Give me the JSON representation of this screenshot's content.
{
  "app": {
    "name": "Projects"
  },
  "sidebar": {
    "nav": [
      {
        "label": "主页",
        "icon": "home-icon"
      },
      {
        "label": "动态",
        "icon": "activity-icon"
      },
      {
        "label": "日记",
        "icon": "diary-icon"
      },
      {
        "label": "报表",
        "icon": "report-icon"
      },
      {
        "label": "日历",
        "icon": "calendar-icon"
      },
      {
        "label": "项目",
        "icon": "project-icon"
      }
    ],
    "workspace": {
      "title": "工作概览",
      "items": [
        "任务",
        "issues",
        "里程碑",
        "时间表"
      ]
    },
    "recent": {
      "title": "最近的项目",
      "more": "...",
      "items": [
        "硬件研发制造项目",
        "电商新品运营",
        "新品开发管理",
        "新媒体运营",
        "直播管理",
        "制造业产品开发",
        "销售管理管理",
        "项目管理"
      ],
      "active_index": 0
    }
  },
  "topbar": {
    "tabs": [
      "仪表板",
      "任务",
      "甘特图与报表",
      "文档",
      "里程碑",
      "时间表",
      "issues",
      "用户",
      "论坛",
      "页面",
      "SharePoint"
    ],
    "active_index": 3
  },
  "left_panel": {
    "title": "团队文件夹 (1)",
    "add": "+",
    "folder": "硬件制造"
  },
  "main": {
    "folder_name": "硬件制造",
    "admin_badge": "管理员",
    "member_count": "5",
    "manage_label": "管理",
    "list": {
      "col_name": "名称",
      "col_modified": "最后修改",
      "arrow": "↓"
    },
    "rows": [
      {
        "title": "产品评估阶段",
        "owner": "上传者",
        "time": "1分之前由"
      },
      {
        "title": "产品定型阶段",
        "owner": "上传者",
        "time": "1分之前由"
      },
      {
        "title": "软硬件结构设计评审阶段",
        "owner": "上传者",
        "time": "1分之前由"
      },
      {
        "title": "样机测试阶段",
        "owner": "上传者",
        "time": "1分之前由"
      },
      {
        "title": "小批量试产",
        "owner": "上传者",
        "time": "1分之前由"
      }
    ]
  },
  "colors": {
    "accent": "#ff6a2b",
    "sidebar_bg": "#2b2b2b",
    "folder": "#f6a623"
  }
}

**Aim**. Reproduce each record shown above without altering a single word.

**Correct output**.
Give me the JSON representation of this screenshot's content.
{
  "app": {
    "name": "Projects"
  },
  "sidebar": {
    "nav": [
      {
        "label": "主页",
        "icon": "home-icon"
      },
      {
        "label": "动态",
        "icon": "activity-icon"
      },
      {
        "label": "日记",
        "icon": "diary-icon"
      },
      {
        "label": "报表",
        "icon": "report-icon"
      },
      {
        "label": "日历",
        "icon": "calendar-icon"
      },
      {
        "label": "项目",
        "icon": "project-icon"
      }
    ],
    "workspace": {
      "title": "工作概览",
      "items": [
        "任务",
        "issues",
        "里程碑",
        "时间表"
      ]
    },
    "recent": {
      "title": "最近的项目",
      "more": "...",
      "items": [
        "硬件研发制造项目",
        "电商新品运营",
        "新品开发管理",
        "新媒体运营",
        "直播管理",
        "制造业产品开发",
        "销售管理管理",
        "项目管理"
      ],
      "active_index": 0
    }
  },
  "topbar": {
    "tabs": [
      "仪表板",
      "任务",
      "甘特图与报表",
      "文档",
      "里程碑",
      "时间表",
      "issues",
      "用户",
      "论坛",
      "页面",
      "SharePoint"
    ],
    "active_index": 3
  },
  "left_panel": {
    "title": "团队文件夹 (1)",
    "add": "+",
    "folder": "硬件制造"
  },
  "main": {
    "folder_name": "硬件制造",
    "admin_badge": "管理员",
    "member_count": "5",
    "manage_label": "管理",
    "list": {
      "col_name": "名称",
      "col_modified": "最后修改",
      "arrow": "↓"
    },
    "rows": [
      {
        "title": "产品评估阶段",
        "owner": "上传者",
        "time": "1分之前由"
      },
      {
        "title": "产品定型阶段",
        "owner": "上传者",
        "time": "1分之前由"
      },
      {
        "title": "软硬件结构设计评审阶段",
        "owner": "上传者",
        "time": "1分之前由"
      },
      {
        "title": "样机测试阶段",
        "owner": "上传者",
        "time": "1分之前由"
      },
      {
        "title": "小批量试产",
        "owner": "上传者",
        "time": "1分之前由"
      }
    ]
  },
  "colors": {
    "accent": "#ff6a2b",
    "sidebar_bg": "#2b2b2b",
    "folder": "#f6a623"
  }
}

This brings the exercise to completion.